>> begin EXTRACTED RECORDS
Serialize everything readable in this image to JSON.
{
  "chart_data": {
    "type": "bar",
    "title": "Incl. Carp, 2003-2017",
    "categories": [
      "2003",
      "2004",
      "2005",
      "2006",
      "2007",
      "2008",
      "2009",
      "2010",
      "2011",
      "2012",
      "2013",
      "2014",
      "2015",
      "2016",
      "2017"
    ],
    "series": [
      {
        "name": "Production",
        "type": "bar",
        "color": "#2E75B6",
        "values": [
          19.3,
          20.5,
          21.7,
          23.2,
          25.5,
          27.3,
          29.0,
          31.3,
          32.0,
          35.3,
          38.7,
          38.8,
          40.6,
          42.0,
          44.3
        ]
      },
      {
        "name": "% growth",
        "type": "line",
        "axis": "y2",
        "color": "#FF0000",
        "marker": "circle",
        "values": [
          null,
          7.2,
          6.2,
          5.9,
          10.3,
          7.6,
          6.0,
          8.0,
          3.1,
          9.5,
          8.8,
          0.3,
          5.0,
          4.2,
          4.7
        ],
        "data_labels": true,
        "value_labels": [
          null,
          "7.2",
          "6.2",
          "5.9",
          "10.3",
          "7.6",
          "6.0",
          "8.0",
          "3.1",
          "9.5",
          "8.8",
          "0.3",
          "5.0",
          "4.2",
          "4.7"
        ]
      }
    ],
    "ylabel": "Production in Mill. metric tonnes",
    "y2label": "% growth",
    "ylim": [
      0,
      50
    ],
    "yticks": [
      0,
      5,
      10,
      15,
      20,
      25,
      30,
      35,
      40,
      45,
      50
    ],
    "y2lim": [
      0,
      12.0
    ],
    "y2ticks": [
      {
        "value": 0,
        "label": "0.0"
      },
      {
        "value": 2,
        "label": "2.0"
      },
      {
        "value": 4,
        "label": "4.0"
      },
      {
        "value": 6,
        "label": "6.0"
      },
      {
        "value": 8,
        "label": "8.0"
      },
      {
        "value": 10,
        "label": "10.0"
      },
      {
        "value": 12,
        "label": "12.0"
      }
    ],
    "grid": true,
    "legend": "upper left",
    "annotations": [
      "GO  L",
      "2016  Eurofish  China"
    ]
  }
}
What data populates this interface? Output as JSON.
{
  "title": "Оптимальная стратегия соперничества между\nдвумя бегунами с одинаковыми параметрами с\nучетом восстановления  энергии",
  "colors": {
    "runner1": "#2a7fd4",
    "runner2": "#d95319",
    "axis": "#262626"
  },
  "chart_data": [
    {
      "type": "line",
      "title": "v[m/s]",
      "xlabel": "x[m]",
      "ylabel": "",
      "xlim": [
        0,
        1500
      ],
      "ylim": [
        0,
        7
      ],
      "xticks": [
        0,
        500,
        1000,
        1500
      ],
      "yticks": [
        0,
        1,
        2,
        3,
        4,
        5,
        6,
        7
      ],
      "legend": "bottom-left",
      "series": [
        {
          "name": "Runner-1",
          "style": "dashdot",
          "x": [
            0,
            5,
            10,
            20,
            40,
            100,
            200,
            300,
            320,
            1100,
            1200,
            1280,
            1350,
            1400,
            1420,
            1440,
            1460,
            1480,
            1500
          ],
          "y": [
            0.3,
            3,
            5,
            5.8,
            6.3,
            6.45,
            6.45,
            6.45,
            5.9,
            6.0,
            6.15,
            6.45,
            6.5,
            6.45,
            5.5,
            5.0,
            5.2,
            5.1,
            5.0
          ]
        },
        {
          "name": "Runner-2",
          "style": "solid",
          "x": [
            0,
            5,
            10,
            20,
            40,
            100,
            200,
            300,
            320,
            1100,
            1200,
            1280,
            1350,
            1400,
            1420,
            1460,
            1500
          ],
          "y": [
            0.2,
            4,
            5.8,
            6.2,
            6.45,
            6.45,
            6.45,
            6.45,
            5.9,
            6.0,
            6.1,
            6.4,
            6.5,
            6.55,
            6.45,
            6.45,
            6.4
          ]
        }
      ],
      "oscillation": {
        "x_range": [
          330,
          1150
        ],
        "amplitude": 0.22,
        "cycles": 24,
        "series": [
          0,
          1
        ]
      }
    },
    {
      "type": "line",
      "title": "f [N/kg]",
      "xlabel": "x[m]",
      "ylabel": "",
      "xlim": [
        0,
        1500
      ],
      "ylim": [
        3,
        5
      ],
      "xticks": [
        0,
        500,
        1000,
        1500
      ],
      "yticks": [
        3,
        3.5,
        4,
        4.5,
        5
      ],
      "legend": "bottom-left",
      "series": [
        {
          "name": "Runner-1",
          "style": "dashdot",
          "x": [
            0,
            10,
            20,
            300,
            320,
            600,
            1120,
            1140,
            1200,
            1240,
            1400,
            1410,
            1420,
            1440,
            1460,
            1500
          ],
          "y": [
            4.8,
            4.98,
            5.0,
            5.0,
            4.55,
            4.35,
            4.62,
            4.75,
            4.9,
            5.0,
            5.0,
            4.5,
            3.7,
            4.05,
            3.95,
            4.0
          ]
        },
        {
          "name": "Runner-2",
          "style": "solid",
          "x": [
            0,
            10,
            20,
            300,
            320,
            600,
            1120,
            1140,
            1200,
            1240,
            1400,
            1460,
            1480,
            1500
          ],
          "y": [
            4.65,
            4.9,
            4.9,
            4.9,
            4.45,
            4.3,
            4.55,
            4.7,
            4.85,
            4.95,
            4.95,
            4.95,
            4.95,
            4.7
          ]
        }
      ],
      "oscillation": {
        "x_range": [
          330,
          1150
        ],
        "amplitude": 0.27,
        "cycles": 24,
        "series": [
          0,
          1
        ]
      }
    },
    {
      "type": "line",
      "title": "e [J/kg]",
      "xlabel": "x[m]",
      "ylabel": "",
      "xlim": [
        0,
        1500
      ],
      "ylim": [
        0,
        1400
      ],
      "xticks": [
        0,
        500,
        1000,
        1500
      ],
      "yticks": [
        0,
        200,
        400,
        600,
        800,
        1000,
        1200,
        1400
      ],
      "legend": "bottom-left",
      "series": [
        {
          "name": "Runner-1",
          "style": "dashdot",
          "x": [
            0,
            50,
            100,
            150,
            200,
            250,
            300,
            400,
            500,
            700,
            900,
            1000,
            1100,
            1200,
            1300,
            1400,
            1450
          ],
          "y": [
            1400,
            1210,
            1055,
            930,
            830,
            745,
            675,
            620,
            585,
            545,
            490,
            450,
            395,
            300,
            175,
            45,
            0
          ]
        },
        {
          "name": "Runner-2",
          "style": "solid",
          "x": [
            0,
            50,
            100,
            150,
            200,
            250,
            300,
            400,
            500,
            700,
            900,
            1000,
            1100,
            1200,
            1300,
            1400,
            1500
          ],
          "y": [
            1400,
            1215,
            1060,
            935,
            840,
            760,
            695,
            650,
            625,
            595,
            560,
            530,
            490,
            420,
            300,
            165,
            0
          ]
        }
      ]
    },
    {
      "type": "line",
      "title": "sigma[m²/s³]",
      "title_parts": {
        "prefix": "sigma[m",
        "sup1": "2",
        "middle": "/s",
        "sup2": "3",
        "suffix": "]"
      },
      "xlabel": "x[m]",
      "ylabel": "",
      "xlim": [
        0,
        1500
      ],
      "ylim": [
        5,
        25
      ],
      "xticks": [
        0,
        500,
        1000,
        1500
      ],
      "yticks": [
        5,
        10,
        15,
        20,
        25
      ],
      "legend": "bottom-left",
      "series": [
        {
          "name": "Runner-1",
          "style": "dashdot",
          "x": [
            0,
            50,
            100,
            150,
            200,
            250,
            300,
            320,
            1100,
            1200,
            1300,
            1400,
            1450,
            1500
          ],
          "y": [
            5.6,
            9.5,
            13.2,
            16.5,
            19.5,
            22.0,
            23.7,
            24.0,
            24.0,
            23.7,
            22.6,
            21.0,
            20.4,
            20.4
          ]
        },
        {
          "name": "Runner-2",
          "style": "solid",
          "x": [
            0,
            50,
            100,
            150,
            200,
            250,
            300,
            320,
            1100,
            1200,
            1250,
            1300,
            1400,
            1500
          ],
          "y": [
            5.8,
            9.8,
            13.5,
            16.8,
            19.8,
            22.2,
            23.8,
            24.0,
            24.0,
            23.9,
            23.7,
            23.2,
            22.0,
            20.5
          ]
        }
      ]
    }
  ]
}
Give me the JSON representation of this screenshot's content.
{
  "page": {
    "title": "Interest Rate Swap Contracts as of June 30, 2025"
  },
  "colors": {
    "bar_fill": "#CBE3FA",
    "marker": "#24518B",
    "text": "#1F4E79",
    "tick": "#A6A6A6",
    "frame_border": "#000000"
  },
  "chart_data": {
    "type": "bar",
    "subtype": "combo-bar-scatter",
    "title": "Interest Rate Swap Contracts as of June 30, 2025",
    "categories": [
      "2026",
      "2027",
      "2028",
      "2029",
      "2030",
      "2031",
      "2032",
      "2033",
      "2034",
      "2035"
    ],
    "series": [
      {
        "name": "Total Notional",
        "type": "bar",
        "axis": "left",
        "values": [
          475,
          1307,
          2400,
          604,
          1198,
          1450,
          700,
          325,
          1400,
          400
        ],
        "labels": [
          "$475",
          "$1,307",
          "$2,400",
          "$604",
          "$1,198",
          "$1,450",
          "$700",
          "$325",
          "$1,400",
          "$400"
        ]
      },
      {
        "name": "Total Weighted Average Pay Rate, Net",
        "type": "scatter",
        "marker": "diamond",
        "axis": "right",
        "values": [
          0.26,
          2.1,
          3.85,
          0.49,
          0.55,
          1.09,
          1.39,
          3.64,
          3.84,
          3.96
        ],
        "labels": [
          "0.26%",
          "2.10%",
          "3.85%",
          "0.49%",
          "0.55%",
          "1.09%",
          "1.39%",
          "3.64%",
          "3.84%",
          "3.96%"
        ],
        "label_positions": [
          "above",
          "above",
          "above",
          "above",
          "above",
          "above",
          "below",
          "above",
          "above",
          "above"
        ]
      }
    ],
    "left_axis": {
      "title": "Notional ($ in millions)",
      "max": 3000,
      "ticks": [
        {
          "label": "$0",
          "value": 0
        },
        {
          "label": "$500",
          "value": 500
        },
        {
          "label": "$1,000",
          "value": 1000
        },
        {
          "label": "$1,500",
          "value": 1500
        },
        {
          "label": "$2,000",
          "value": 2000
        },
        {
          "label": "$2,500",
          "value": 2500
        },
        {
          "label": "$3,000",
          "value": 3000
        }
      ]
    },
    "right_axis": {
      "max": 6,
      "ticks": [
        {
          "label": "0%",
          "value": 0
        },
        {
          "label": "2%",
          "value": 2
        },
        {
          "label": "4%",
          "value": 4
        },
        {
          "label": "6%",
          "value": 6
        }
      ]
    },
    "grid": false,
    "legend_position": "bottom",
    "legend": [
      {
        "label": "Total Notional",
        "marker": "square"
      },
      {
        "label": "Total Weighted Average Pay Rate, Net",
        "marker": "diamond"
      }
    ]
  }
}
>> end EXTRACTED RECORDS
Look through the records and gather every line containing "Notional".

        "name": "Total Notional",
      "title": "Notional ($ in millions)",
        "label": "Total Notional",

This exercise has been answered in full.